┌────────

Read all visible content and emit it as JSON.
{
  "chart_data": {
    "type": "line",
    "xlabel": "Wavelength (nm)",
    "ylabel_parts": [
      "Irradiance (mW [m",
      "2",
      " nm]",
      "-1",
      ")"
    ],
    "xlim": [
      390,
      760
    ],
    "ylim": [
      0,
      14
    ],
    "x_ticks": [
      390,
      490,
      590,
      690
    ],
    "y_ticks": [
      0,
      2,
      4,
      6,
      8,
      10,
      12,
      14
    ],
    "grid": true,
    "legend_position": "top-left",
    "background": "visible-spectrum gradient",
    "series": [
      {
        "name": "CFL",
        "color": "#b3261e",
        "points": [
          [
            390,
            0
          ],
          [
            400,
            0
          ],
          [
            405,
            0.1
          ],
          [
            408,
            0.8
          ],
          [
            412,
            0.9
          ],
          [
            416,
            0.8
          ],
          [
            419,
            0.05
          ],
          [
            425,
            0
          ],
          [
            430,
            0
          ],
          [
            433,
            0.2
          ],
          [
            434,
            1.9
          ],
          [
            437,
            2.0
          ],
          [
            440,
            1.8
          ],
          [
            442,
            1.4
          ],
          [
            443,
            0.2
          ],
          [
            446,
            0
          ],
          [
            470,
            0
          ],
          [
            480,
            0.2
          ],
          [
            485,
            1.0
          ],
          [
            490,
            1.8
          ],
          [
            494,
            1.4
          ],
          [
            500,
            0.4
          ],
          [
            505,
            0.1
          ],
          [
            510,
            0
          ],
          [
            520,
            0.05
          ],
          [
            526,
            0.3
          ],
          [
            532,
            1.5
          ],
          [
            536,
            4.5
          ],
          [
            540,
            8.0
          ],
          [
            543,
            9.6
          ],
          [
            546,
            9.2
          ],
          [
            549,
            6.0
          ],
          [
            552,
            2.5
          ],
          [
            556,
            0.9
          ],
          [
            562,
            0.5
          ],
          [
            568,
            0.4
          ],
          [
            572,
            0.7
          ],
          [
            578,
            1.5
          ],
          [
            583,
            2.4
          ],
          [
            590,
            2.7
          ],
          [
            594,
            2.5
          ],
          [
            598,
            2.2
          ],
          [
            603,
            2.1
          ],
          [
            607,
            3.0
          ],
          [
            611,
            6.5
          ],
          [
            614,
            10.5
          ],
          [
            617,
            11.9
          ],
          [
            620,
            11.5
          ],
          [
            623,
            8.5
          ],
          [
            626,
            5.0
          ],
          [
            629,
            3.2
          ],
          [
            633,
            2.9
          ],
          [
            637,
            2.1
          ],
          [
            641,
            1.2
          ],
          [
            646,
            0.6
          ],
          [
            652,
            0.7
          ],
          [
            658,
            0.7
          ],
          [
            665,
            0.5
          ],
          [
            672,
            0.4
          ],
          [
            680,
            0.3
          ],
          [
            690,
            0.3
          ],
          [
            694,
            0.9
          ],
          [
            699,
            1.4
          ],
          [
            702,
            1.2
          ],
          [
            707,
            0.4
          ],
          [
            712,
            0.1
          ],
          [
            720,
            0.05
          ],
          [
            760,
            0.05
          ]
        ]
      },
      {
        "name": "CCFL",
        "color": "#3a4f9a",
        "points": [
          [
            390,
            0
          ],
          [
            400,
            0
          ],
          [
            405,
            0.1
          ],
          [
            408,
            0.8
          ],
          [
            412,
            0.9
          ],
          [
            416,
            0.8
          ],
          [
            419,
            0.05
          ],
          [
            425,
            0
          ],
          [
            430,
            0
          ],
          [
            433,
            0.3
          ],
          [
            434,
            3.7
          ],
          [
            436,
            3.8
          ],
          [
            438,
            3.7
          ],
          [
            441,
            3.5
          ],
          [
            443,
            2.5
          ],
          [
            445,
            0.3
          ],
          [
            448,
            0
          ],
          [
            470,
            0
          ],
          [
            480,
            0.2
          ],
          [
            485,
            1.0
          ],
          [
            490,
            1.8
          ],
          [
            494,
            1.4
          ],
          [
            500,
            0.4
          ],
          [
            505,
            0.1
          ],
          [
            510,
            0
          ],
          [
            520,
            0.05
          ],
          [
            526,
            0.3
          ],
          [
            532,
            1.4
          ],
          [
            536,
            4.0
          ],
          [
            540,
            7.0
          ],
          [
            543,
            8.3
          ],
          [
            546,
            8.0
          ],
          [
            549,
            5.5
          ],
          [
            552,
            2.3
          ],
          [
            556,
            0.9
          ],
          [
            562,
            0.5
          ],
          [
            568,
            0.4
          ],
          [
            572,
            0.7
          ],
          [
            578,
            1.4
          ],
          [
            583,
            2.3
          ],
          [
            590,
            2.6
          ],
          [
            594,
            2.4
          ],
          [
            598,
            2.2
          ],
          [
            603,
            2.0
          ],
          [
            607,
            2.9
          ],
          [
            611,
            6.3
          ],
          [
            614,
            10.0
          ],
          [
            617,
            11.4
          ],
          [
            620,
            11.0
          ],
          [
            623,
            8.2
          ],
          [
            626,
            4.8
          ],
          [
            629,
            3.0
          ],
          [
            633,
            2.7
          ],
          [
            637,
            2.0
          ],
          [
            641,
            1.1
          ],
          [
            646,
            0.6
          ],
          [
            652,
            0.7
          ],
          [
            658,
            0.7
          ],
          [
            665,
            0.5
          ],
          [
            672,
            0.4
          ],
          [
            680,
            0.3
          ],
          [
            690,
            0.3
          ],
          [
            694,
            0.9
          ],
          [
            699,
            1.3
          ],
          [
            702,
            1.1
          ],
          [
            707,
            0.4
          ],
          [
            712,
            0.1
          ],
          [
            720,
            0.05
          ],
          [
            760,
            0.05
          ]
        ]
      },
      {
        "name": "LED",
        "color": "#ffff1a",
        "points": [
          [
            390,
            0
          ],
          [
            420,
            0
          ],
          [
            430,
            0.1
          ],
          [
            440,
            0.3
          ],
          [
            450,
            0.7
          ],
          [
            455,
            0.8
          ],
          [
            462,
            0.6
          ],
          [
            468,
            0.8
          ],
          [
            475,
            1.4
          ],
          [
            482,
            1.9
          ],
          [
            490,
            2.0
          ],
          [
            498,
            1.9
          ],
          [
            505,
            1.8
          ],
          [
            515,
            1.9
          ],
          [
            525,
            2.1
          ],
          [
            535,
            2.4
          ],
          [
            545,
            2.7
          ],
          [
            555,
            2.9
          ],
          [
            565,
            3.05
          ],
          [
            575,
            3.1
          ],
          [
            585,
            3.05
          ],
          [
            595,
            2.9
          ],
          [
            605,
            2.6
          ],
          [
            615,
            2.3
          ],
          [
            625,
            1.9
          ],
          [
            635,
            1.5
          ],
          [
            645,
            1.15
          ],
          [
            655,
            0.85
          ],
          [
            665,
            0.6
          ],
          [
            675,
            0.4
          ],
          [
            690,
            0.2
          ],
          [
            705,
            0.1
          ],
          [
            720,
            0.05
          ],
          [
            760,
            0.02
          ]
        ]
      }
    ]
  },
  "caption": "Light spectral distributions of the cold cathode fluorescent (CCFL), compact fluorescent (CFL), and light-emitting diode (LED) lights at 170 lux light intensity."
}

└────────

Task to complete: Retype the listing. Match it exactly.

Solution to the exercise:
Read all visible content and emit it as JSON.
{
  "chart_data": {
    "type": "line",
    "xlabel": "Wavelength (nm)",
    "ylabel_parts": [
      "Irradiance (mW [m",
      "2",
      " nm]",
      "-1",
      ")"
    ],
    "xlim": [
      390,
      760
    ],
    "ylim": [
      0,
      14
    ],
    "x_ticks": [
      390,
      490,
      590,
      690
    ],
    "y_ticks": [
      0,
      2,
      4,
      6,
      8,
      10,
      12,
      14
    ],
    "grid": true,
    "legend_position": "top-left",
    "background": "visible-spectrum gradient",
    "series": [
      {
        "name": "CFL",
        "color": "#b3261e",
        "points": [
          [
            390,
            0
          ],
          [
            400,
            0
          ],
          [
            405,
            0.1
          ],
          [
            408,
            0.8
          ],
          [
            412,
            0.9
          ],
          [
            416,
            0.8
          ],
          [
            419,
            0.05
          ],
          [
            425,
            0
          ],
          [
            430,
            0
          ],
          [
            433,
            0.2
          ],
          [
            434,
            1.9
          ],
          [
            437,
            2.0
          ],
          [
            440,
            1.8
          ],
          [
            442,
            1.4
          ],
          [
            443,
            0.2
          ],
          [
            446,
            0
          ],
          [
            470,
            0
          ],
          [
            480,
            0.2
          ],
          [
            485,
            1.0
          ],
          [
            490,
            1.8
          ],
          [
            494,
            1.4
          ],
          [
            500,
            0.4
          ],
          [
            505,
            0.1
          ],
          [
            510,
            0
          ],
          [
            520,
            0.05
          ],
          [
            526,
            0.3
          ],
          [
            532,
            1.5
          ],
          [
            536,
            4.5
          ],
          [
            540,
            8.0
          ],
          [
            543,
            9.6
          ],
          [
            546,
            9.2
          ],
          [
            549,
            6.0
          ],
          [
            552,
            2.5
          ],
          [
            556,
            0.9
          ],
          [
            562,
            0.5
          ],
          [
            568,
            0.4
          ],
          [
            572,
            0.7
          ],
          [
            578,
            1.5
          ],
          [
            583,
            2.4
          ],
          [
            590,
            2.7
          ],
          [
            594,
            2.5
          ],
          [
            598,
            2.2
          ],
          [
            603,
            2.1
          ],
          [
            607,
            3.0
          ],
          [
            611,
            6.5
          ],
          [
            614,
            10.5
          ],
          [
            617,
            11.9
          ],
          [
            620,
            11.5
          ],
          [
            623,
            8.5
          ],
          [
            626,
            5.0
          ],
          [
            629,
            3.2
          ],
          [
            633,
            2.9
          ],
          [
            637,
            2.1
          ],
          [
            641,
            1.2
          ],
          [
            646,
            0.6
          ],
          [
            652,
            0.7
          ],
          [
            658,
            0.7
          ],
          [
            665,
            0.5
          ],
          [
            672,
            0.4
          ],
          [
            680,
            0.3
          ],
          [
            690,
            0.3
          ],
          [
            694,
            0.9
          ],
          [
            699,
            1.4
          ],
          [
            702,
            1.2
          ],
          [
            707,
            0.4
          ],
          [
            712,
            0.1
          ],
          [
            720,
            0.05
          ],
          [
            760,
            0.05
          ]
        ]
      },
      {
        "name": "CCFL",
        "color": "#3a4f9a",
        "points": [
          [
            390,
            0
          ],
          [
            400,
            0
          ],
          [
            405,
            0.1
          ],
          [
            408,
            0.8
          ],
          [
            412,
            0.9
          ],
          [
            416,
            0.8
          ],
          [
            419,
            0.05
          ],
          [
            425,
            0
          ],
          [
            430,
            0
          ],
          [
            433,
            0.3
          ],
          [
            434,
            3.7
          ],
          [
            436,
            3.8
          ],
          [
            438,
            3.7
          ],
          [
            441,
            3.5
          ],
          [
            443,
            2.5
          ],
          [
            445,
            0.3
          ],
          [
            448,
            0
          ],
          [
            470,
            0
          ],
          [
            480,
            0.2
          ],
          [
            485,
            1.0
          ],
          [
            490,
            1.8
          ],
          [
            494,
            1.4
          ],
          [
            500,
            0.4
          ],
          [
            505,
            0.1
          ],
          [
            510,
            0
          ],
          [
            520,
            0.05
          ],
          [
            526,
            0.3
          ],
          [
            532,
            1.4
          ],
          [
            536,
            4.0
          ],
          [
            540,
            7.0
          ],
          [
            543,
            8.3
          ],
          [
            546,
            8.0
          ],
          [
            549,
            5.5
          ],
          [
            552,
            2.3
          ],
          [
            556,
            0.9
          ],
          [
            562,
            0.5
          ],
          [
            568,
            0.4
          ],
          [
            572,
            0.7
          ],
          [
            578,
            1.4
          ],
          [
            583,
            2.3
          ],
          [
            590,
            2.6
          ],
          [
            594,
            2.4
          ],
          [
            598,
            2.2
          ],
          [
            603,
            2.0
          ],
          [
            607,
            2.9
          ],
          [
            611,
            6.3
          ],
          [
            614,
            10.0
          ],
          [
            617,
            11.4
          ],
          [
            620,
            11.0
          ],
          [
            623,
            8.2
          ],
          [
            626,
            4.8
          ],
          [
            629,
            3.0
          ],
          [
            633,
            2.7
          ],
          [
            637,
            2.0
          ],
          [
            641,
            1.1
          ],
          [
            646,
            0.6
          ],
          [
            652,
            0.7
          ],
          [
            658,
            0.7
          ],
          [
            665,
            0.5
          ],
          [
            672,
            0.4
          ],
          [
            680,
            0.3
          ],
          [
            690,
            0.3
          ],
          [
            694,
            0.9
          ],
          [
            699,
            1.3
          ],
          [
            702,
            1.1
          ],
          [
            707,
            0.4
          ],
          [
            712,
            0.1
          ],
          [
            720,
            0.05
          ],
          [
            760,
            0.05
          ]
        ]
      },
      {
        "name": "LED",
        "color": "#ffff1a",
        "points": [
          [
            390,
            0
          ],
          [
            420,
            0
          ],
          [
            430,
            0.1
          ],
          [
            440,
            0.3
          ],
          [
            450,
            0.7
          ],
          [
            455,
            0.8
          ],
          [
            462,
            0.6
          ],
          [
            468,
            0.8
          ],
          [
            475,
            1.4
          ],
          [
            482,
            1.9
          ],
          [
            490,
            2.0
          ],
          [
            498,
            1.9
          ],
          [
            505,
            1.8
          ],
          [
            515,
            1.9
          ],
          [
            525,
            2.1
          ],
          [
            535,
            2.4
          ],
          [
            545,
            2.7
          ],
          [
            555,
            2.9
          ],
          [
            565,
            3.05
          ],
          [
            575,
            3.1
          ],
          [
            585,
            3.05
          ],
          [
            595,
            2.9
          ],
          [
            605,
            2.6
          ],
          [
            615,
            2.3
          ],
          [
            625,
            1.9
          ],
          [
            635,
            1.5
          ],
          [
            645,
            1.15
          ],
          [
            655,
            0.85
          ],
          [
            665,
            0.6
          ],
          [
            675,
            0.4
          ],
          [
            690,
            0.2
          ],
          [
            705,
            0.1
          ],
          [
            720,
            0.05
          ],
          [
            760,
            0.02
          ]
        ]
      }
    ]
  },
  "caption": "Light spectral distributions of the cold cathode fluorescent (CCFL), compact fluorescent (CFL), and light-emitting diode (LED) lights at 170 lux light intensity."
}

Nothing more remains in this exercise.